* [Instructions to follow] Can you find the lines of the listing that include "name" and copy every one?

========================================================================

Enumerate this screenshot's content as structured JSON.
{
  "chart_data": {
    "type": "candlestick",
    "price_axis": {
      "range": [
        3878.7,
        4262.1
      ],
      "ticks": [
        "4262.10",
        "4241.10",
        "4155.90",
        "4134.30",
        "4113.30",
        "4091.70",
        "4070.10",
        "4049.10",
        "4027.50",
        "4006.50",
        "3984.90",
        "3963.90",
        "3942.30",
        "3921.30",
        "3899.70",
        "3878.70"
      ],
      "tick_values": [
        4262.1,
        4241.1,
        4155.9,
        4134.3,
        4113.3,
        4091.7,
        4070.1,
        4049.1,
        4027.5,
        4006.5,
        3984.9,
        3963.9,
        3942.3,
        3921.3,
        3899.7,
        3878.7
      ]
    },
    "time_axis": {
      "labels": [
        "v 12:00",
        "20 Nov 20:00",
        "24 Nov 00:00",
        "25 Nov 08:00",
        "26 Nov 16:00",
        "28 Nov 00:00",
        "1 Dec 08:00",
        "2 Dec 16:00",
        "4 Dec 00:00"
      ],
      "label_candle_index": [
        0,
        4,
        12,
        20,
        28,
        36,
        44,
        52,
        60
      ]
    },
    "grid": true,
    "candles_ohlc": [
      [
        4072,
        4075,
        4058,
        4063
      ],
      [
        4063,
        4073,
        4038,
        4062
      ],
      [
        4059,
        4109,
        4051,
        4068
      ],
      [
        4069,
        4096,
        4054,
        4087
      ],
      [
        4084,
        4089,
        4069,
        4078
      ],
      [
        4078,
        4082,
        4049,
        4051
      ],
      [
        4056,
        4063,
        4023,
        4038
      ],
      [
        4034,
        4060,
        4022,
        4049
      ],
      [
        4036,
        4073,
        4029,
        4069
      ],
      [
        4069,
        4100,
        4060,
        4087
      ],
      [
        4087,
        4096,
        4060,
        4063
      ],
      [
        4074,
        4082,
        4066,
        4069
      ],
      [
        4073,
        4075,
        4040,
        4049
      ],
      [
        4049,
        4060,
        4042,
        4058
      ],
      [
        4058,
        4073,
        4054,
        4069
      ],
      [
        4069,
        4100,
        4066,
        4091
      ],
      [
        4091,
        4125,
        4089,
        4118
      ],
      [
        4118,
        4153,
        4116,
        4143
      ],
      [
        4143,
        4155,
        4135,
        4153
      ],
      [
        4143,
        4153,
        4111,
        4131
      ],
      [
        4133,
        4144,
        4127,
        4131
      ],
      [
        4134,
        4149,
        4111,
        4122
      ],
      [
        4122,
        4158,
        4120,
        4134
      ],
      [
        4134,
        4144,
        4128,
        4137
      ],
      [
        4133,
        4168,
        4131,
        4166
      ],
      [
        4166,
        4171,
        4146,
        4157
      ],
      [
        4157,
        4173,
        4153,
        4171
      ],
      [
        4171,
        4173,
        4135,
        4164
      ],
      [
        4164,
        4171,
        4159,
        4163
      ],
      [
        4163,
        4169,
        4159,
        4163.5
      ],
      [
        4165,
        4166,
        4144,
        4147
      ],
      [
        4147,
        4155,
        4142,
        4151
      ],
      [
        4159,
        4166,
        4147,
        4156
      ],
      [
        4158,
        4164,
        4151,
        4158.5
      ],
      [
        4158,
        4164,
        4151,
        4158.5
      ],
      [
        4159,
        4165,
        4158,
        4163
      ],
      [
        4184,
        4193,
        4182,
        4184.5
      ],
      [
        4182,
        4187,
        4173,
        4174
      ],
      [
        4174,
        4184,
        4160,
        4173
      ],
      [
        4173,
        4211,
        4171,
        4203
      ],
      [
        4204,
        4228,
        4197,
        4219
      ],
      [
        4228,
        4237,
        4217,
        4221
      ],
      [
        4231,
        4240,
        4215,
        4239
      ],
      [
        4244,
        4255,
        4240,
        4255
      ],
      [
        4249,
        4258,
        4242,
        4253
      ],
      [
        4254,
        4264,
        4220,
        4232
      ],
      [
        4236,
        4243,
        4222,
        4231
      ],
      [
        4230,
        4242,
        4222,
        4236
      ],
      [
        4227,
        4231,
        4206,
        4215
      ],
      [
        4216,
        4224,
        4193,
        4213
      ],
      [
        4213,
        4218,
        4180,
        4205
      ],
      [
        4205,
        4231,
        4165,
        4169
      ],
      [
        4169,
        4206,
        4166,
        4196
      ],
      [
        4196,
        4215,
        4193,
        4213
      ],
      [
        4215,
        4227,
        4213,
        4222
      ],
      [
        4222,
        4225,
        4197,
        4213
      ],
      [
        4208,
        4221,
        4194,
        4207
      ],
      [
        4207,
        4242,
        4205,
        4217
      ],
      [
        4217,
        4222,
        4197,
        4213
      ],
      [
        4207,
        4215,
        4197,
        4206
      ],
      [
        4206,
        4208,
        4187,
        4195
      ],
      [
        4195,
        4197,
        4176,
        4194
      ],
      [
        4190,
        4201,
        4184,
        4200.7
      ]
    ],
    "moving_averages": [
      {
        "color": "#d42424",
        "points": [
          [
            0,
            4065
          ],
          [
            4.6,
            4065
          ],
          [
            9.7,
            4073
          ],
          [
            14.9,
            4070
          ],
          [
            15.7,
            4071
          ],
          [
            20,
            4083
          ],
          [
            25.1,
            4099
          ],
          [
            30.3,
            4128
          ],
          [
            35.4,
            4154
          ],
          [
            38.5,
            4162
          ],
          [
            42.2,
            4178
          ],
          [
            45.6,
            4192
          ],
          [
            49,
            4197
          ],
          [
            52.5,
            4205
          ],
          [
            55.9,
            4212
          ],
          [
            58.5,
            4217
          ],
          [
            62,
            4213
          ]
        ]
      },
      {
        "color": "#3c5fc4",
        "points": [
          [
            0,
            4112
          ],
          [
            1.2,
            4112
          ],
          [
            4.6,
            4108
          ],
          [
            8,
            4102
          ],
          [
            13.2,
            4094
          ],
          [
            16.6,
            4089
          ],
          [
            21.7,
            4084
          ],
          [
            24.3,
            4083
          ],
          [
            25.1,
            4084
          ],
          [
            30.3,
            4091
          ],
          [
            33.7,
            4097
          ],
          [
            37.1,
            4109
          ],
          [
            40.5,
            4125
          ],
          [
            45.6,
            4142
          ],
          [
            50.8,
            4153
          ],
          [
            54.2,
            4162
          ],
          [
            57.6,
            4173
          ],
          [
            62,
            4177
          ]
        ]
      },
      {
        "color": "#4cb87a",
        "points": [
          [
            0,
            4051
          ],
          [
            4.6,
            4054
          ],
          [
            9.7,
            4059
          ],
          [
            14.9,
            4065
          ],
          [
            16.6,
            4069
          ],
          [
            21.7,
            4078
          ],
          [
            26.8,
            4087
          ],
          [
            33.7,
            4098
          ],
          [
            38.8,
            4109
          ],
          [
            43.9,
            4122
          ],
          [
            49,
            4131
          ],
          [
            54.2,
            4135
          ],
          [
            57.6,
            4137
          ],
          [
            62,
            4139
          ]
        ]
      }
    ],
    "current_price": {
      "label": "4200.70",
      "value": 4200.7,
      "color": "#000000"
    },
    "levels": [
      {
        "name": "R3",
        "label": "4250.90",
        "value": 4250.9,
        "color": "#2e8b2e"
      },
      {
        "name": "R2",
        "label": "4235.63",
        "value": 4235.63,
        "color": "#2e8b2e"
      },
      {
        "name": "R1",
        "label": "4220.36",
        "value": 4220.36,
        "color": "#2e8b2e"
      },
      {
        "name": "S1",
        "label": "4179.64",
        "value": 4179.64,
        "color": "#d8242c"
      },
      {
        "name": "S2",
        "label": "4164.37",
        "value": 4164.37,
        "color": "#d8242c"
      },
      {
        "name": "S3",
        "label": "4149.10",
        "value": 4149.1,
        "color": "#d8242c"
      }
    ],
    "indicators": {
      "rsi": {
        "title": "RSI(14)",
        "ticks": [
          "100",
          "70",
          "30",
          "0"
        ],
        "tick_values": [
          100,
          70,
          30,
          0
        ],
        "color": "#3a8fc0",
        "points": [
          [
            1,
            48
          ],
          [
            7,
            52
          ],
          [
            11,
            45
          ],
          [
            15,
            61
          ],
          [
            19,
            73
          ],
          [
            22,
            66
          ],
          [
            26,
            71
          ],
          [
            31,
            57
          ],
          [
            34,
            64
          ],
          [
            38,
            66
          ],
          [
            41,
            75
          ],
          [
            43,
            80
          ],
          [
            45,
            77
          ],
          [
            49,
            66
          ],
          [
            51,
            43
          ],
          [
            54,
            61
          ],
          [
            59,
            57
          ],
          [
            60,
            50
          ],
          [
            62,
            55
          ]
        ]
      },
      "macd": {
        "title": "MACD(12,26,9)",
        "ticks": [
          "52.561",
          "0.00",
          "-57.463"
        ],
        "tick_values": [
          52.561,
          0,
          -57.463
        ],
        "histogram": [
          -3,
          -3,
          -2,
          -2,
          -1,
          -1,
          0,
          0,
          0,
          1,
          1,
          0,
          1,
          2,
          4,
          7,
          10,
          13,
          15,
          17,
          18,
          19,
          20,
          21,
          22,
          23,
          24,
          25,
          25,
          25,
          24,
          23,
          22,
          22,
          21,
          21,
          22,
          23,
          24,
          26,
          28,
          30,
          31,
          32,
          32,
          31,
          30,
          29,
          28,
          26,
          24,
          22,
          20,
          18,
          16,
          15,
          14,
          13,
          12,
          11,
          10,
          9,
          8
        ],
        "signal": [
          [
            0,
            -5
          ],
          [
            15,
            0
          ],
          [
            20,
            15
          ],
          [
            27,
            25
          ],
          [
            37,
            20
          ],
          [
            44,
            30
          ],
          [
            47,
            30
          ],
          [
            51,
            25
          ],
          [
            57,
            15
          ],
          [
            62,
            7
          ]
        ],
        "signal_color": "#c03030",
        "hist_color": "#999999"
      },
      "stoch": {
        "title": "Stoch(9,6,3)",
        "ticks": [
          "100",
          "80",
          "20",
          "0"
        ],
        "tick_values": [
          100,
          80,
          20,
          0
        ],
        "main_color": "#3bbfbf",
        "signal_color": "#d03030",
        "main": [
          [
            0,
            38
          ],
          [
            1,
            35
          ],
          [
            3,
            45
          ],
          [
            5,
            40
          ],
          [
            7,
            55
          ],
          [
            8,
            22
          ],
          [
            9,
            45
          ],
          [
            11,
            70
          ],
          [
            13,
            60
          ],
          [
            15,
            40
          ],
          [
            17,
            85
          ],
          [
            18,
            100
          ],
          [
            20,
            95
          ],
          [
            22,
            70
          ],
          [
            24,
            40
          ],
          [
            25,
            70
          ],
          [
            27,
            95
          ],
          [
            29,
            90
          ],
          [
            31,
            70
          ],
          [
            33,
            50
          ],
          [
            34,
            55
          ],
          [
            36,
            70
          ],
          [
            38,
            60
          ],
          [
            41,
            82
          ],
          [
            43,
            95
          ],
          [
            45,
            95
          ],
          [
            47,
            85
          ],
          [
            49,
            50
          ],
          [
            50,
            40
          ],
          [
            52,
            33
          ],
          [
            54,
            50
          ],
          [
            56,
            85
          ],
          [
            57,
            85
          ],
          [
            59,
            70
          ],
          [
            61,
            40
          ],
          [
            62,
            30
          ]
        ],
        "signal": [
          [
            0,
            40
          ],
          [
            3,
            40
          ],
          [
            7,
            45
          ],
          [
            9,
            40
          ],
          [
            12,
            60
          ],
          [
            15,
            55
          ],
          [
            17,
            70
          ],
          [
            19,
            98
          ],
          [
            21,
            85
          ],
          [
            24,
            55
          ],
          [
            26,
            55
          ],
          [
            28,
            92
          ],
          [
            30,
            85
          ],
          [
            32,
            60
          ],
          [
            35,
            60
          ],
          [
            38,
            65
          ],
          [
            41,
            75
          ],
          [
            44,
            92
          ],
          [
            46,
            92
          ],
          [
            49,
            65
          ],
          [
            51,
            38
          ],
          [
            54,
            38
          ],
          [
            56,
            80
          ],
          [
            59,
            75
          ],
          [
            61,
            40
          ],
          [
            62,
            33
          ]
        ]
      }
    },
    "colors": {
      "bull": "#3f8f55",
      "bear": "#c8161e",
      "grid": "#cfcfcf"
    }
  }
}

========================================================================

* [Expected output]
        "name": "R3",
        "name": "R2",
        "name": "R1",
        "name": "S1",
        "name": "S2",
        "name": "S3",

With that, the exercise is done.